[Stored items from a collection]
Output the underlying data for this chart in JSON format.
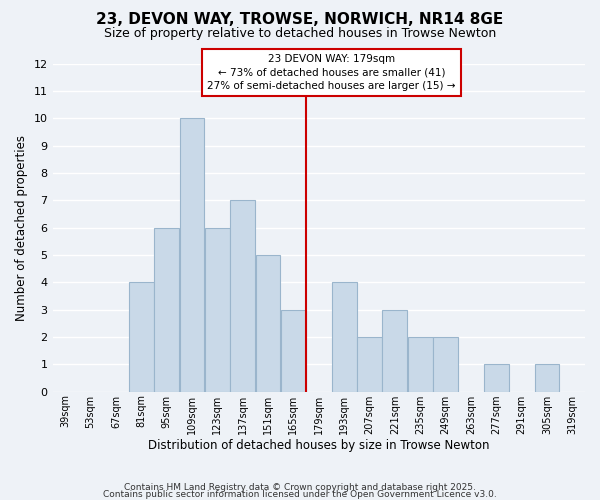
{
  "title": "23, DEVON WAY, TROWSE, NORWICH, NR14 8GE",
  "subtitle": "Size of property relative to detached houses in Trowse Newton",
  "xlabel": "Distribution of detached houses by size in Trowse Newton",
  "ylabel": "Number of detached properties",
  "bins": [
    39,
    53,
    67,
    81,
    95,
    109,
    123,
    137,
    151,
    165,
    179,
    193,
    207,
    221,
    235,
    249,
    263,
    277,
    291,
    305,
    319
  ],
  "counts": [
    0,
    0,
    0,
    4,
    6,
    10,
    6,
    7,
    5,
    3,
    0,
    4,
    2,
    3,
    2,
    2,
    0,
    1,
    0,
    1
  ],
  "bar_color": "#c9d9e8",
  "bar_edge_color": "#9ab5cc",
  "vline_x": 179,
  "vline_color": "#cc0000",
  "annotation_line1": "23 DEVON WAY: 179sqm",
  "annotation_line2": "← 73% of detached houses are smaller (41)",
  "annotation_line3": "27% of semi-detached houses are larger (15) →",
  "annotation_box_color": "#ffffff",
  "annotation_box_edge": "#cc0000",
  "ylim": [
    0,
    12
  ],
  "yticks": [
    0,
    1,
    2,
    3,
    4,
    5,
    6,
    7,
    8,
    9,
    10,
    11,
    12
  ],
  "tick_labels": [
    "39sqm",
    "53sqm",
    "67sqm",
    "81sqm",
    "95sqm",
    "109sqm",
    "123sqm",
    "137sqm",
    "151sqm",
    "165sqm",
    "179sqm",
    "193sqm",
    "207sqm",
    "221sqm",
    "235sqm",
    "249sqm",
    "263sqm",
    "277sqm",
    "291sqm",
    "305sqm",
    "319sqm"
  ],
  "footnote1": "Contains HM Land Registry data © Crown copyright and database right 2025.",
  "footnote2": "Contains public sector information licensed under the Open Government Licence v3.0.",
  "background_color": "#eef2f7",
  "grid_color": "#ffffff",
  "grid_alpha": 1.0
}
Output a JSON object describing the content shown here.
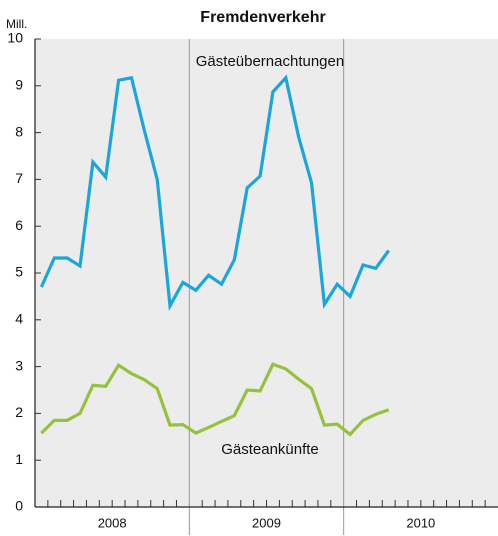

▸ WHAT YOU NEED TO DO
Take the listing above and restate it word for word, without its pictures.

▸ RESPONSE FOR THIS EXERCISE
Output the underlying data for this chart in JSON format.
{
  "title": "23, DEVON WAY, TROWSE, NORWICH, NR14 8GE",
  "subtitle": "Size of property relative to detached houses in Trowse Newton",
  "xlabel": "Distribution of detached houses by size in Trowse Newton",
  "ylabel": "Number of detached properties",
  "bins": [
    39,
    53,
    67,
    81,
    95,
    109,
    123,
    137,
    151,
    165,
    179,
    193,
    207,
    221,
    235,
    249,
    263,
    277,
    291,
    305,
    319
  ],
  "counts": [
    0,
    0,
    0,
    4,
    6,
    10,
    6,
    7,
    5,
    3,
    0,
    4,
    2,
    3,
    2,
    2,
    0,
    1,
    0,
    1
  ],
  "bar_color": "#c9d9e8",
  "bar_edge_color": "#9ab5cc",
  "vline_x": 179,
  "vline_color": "#cc0000",
  "annotation_line1": "23 DEVON WAY: 179sqm",
  "annotation_line2": "← 73% of detached houses are smaller (41)",
  "annotation_line3": "27% of semi-detached houses are larger (15) →",
  "annotation_box_color": "#ffffff",
  "annotation_box_edge": "#cc0000",
  "ylim": [
    0,
    12
  ],
  "yticks": [
    0,
    1,
    2,
    3,
    4,
    5,
    6,
    7,
    8,
    9,
    10,
    11,
    12
  ],
  "tick_labels": [
    "39sqm",
    "53sqm",
    "67sqm",
    "81sqm",
    "95sqm",
    "109sqm",
    "123sqm",
    "137sqm",
    "151sqm",
    "165sqm",
    "179sqm",
    "193sqm",
    "207sqm",
    "221sqm",
    "235sqm",
    "249sqm",
    "263sqm",
    "277sqm",
    "291sqm",
    "305sqm",
    "319sqm"
  ],
  "footnote1": "Contains HM Land Registry data © Crown copyright and database right 2025.",
  "footnote2": "Contains public sector information licensed under the Open Government Licence v3.0.",
  "background_color": "#eef2f7",
  "grid_color": "#ffffff",
  "grid_alpha": 1.0
}
Output a JSON object describing the content shown here.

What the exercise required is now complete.